- [GIVEN INSTRUCTION] Count how many lines of the data include "nulle". The answer is that number and nothing else.

- [THE RECORDS]
------------------------------
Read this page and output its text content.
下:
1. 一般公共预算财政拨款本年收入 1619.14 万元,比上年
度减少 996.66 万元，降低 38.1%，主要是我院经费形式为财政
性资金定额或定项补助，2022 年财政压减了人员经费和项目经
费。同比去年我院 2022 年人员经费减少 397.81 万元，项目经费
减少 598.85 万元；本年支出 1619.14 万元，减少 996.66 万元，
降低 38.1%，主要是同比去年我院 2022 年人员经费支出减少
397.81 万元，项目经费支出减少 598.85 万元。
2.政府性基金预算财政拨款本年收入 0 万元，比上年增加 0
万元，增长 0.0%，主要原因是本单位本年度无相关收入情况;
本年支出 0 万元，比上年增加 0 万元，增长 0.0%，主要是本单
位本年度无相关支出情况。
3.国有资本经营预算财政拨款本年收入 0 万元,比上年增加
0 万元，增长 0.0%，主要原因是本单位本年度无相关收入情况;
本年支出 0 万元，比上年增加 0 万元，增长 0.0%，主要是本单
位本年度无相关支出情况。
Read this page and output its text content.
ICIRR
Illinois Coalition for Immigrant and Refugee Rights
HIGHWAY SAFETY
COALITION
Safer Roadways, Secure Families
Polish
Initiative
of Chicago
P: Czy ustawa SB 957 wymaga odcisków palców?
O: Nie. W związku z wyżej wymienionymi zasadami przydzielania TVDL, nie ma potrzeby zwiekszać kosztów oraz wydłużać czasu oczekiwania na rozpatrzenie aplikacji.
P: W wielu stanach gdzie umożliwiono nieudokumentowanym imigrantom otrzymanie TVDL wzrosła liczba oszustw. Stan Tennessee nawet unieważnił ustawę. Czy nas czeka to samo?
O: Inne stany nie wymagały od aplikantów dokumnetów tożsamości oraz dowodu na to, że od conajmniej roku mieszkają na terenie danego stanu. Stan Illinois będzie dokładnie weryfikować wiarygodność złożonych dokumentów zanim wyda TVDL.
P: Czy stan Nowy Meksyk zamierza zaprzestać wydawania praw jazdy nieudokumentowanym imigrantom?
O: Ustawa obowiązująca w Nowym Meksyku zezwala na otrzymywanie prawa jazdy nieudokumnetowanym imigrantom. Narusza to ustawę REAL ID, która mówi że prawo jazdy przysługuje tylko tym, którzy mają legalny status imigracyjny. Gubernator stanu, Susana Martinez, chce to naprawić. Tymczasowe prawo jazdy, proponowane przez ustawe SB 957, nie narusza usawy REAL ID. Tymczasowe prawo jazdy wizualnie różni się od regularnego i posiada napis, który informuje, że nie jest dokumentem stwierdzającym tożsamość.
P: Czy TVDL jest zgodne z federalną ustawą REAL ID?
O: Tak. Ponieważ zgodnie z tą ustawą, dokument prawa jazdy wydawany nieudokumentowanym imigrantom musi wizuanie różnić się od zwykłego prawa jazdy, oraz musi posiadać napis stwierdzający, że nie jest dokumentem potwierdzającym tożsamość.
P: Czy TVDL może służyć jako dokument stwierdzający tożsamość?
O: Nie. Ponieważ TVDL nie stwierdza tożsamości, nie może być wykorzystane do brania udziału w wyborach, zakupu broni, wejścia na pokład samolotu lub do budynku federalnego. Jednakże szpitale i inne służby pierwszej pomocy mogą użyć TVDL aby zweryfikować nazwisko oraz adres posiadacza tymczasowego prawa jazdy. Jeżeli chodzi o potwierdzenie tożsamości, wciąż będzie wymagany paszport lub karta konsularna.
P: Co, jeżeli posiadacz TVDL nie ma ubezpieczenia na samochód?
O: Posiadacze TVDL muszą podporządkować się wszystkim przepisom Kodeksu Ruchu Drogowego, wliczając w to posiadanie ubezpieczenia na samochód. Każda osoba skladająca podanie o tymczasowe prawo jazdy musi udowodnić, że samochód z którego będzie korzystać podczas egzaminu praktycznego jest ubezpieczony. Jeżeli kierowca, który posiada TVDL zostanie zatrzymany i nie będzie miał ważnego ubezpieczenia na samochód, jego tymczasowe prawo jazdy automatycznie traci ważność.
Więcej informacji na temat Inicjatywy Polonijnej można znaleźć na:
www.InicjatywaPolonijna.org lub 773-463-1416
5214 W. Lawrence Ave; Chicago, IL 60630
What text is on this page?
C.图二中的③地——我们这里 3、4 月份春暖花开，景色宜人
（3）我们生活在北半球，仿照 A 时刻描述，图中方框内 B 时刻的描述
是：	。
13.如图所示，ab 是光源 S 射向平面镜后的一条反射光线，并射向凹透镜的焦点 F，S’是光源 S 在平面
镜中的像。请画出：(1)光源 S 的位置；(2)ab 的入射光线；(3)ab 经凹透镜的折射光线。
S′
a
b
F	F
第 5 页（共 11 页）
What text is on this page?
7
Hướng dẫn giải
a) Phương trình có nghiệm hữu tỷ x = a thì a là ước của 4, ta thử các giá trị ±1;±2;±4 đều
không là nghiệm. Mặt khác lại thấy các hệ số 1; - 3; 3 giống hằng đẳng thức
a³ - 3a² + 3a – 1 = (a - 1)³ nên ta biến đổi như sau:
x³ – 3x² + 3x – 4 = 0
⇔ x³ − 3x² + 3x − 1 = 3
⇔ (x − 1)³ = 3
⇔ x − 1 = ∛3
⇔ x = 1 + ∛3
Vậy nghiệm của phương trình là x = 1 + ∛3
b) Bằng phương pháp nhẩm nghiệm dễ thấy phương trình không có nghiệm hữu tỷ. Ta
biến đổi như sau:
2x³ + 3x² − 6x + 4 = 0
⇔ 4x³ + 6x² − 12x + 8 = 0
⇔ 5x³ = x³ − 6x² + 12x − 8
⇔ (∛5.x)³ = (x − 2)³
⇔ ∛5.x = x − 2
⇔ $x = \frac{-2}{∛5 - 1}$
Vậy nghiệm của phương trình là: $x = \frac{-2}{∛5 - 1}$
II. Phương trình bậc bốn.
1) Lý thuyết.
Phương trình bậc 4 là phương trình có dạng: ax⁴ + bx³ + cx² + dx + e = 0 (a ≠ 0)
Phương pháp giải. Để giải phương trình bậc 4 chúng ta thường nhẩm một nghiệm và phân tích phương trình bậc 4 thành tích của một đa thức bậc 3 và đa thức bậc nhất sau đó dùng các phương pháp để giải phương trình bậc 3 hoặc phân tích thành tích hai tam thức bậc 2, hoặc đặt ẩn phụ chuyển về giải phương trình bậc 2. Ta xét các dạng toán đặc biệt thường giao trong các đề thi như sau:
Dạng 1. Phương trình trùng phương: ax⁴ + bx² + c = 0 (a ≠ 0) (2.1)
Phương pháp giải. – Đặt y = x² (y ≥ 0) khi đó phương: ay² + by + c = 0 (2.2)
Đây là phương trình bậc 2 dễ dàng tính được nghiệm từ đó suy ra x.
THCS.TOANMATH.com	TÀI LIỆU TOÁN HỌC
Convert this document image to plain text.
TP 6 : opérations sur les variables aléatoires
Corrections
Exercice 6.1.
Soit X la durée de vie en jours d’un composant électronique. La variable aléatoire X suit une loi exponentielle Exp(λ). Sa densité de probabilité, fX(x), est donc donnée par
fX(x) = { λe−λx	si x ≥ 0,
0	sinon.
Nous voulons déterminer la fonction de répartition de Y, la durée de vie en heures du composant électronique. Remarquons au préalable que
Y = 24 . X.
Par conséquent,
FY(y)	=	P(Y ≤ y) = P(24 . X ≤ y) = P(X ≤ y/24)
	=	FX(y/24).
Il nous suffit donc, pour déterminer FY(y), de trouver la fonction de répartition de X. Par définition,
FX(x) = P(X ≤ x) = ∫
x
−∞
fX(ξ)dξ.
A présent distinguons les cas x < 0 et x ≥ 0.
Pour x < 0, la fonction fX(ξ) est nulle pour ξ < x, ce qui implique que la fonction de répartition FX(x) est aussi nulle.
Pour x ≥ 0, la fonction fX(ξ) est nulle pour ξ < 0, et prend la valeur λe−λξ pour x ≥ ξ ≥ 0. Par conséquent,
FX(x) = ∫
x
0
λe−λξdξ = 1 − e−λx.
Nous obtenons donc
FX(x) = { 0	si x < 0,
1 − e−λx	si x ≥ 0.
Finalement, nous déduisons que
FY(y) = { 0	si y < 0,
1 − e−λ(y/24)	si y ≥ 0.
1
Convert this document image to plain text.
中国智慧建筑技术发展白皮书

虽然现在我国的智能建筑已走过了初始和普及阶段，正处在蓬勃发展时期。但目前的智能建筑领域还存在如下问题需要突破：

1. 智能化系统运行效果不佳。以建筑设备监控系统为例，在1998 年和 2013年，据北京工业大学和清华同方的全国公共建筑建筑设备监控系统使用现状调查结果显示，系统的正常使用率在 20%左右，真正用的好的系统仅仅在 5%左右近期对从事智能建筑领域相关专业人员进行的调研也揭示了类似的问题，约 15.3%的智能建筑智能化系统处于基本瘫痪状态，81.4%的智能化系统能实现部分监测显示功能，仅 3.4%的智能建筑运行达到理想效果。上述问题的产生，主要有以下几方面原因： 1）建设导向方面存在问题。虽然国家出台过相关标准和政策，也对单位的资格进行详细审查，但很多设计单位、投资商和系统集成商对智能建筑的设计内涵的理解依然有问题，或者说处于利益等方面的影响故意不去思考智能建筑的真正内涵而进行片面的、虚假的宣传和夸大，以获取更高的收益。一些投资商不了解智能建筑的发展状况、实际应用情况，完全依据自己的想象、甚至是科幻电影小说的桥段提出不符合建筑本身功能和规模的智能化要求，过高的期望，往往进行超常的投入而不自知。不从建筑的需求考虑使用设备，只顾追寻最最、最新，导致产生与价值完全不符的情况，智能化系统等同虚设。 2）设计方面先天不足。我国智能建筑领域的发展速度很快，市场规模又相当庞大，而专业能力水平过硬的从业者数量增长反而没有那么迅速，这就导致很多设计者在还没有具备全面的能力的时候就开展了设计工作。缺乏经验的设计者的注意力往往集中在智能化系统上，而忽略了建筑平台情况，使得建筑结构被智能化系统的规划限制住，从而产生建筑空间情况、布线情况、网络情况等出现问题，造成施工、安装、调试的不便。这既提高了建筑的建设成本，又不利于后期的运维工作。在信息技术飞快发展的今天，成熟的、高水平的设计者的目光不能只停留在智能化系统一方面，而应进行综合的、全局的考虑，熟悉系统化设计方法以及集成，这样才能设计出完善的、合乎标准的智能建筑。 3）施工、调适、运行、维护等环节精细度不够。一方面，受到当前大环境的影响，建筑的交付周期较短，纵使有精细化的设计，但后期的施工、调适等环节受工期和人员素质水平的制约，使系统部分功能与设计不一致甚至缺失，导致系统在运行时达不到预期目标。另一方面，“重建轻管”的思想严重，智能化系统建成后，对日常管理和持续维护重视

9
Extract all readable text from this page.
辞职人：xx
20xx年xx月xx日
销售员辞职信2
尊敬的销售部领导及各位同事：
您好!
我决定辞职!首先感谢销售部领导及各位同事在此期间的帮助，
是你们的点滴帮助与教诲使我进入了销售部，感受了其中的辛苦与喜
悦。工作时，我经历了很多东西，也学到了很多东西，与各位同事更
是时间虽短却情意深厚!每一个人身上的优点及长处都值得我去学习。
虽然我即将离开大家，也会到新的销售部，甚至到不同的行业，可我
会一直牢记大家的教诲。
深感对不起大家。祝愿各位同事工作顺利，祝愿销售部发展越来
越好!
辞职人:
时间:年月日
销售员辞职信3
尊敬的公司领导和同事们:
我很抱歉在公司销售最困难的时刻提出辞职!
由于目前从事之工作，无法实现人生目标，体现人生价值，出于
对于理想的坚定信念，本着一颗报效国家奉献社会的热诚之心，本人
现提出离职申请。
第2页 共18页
------------------------------
- [COMPLETE RESPONSE] 2